*TASK STATEMENT*. Write out each line in which the string "inches" is present.

*DATA FOR PROCESSING*.
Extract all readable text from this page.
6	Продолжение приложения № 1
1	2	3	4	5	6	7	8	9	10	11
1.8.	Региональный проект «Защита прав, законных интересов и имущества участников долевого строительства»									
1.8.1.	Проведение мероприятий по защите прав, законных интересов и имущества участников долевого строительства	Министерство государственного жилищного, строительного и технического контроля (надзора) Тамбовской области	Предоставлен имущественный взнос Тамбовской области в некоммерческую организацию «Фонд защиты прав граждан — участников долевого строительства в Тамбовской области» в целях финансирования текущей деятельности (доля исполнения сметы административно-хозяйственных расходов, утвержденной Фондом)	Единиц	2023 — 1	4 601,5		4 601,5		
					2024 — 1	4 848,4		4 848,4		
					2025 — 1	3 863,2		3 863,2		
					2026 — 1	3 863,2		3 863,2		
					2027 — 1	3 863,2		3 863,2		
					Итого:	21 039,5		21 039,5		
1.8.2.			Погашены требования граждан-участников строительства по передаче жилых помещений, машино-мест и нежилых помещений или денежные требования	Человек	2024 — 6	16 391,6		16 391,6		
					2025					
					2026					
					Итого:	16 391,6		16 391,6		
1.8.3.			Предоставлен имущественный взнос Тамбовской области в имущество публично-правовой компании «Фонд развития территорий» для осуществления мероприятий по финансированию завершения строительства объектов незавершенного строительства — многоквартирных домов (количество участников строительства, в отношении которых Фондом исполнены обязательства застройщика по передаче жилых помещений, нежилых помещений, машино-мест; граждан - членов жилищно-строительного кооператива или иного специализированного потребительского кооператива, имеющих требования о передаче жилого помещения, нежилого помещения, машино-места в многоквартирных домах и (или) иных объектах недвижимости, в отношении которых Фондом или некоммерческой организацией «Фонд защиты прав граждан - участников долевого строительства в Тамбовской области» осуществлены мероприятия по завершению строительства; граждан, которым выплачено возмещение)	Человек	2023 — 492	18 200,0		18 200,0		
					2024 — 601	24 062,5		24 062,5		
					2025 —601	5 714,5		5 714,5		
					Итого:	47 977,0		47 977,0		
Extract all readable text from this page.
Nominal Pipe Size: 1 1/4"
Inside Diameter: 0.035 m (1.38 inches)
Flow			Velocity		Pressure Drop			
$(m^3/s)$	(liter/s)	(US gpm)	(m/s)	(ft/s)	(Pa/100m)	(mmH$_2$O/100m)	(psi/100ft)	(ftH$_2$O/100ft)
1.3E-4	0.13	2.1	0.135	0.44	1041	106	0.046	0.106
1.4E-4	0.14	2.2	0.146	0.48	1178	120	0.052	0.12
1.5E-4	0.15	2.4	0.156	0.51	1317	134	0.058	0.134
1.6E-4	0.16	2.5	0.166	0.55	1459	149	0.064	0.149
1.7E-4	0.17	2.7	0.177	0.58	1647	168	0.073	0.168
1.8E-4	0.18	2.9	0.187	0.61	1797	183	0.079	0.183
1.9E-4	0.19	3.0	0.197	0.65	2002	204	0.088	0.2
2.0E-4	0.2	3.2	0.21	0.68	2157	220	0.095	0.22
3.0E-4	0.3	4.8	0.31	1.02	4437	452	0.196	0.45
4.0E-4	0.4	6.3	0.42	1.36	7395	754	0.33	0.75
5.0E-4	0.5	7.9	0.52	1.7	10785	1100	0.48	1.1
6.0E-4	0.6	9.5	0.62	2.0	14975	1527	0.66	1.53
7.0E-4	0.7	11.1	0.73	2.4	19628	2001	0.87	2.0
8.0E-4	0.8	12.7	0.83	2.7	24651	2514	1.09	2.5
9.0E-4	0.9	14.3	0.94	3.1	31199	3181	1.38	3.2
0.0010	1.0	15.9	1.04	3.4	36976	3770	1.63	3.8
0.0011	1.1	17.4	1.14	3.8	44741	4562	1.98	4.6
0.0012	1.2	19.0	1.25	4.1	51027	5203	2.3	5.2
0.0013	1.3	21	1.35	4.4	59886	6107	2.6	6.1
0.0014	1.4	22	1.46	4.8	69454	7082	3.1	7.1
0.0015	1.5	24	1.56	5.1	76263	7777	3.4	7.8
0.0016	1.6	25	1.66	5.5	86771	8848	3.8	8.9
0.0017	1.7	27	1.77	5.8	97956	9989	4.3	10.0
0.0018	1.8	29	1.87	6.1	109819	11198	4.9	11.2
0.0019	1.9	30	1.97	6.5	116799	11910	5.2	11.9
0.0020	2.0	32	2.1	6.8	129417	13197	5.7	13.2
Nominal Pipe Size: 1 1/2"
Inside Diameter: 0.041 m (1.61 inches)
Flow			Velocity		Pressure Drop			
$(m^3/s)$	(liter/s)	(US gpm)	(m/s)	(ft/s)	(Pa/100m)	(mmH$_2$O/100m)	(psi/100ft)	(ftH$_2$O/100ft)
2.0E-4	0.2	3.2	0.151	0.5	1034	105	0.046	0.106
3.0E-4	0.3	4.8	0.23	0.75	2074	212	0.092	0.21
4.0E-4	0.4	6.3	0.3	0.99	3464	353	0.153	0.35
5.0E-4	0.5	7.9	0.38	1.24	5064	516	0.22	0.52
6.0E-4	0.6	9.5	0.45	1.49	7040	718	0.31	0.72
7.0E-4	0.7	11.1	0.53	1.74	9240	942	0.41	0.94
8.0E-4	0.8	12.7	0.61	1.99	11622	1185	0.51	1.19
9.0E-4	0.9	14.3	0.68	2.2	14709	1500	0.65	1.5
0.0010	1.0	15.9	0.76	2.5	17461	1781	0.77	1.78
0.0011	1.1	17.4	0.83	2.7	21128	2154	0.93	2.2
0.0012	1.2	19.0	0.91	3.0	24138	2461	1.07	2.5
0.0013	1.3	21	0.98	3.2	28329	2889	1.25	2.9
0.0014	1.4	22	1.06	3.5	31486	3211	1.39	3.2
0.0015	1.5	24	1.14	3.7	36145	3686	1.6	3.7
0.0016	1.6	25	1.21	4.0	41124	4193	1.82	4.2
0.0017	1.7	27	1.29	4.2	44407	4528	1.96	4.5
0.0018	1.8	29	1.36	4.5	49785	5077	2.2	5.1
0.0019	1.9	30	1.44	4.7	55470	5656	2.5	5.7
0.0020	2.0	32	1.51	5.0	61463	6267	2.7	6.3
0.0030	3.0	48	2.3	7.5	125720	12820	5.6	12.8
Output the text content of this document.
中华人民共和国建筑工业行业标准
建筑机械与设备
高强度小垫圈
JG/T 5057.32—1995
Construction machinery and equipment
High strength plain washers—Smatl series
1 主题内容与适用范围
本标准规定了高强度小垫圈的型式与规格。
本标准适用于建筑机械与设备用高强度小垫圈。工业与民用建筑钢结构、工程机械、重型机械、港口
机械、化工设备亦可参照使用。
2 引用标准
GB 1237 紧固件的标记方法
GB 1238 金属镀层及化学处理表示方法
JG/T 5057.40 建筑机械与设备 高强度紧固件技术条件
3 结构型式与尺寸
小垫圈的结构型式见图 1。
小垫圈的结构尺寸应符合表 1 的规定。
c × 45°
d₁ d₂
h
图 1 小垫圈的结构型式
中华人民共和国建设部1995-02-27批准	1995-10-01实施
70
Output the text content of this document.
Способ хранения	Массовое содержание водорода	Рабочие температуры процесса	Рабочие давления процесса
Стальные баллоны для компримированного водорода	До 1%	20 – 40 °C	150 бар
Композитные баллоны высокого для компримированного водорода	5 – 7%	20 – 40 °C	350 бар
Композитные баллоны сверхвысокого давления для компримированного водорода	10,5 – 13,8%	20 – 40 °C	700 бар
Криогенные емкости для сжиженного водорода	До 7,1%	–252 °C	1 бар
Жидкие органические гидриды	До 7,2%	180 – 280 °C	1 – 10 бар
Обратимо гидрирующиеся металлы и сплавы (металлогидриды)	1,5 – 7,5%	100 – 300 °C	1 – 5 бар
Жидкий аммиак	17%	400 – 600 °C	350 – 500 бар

*RESPONSE FOR THIS EXERCISE*.
Inside Diameter: 0.035 m (1.38 inches)
Inside Diameter: 0.041 m (1.61 inches)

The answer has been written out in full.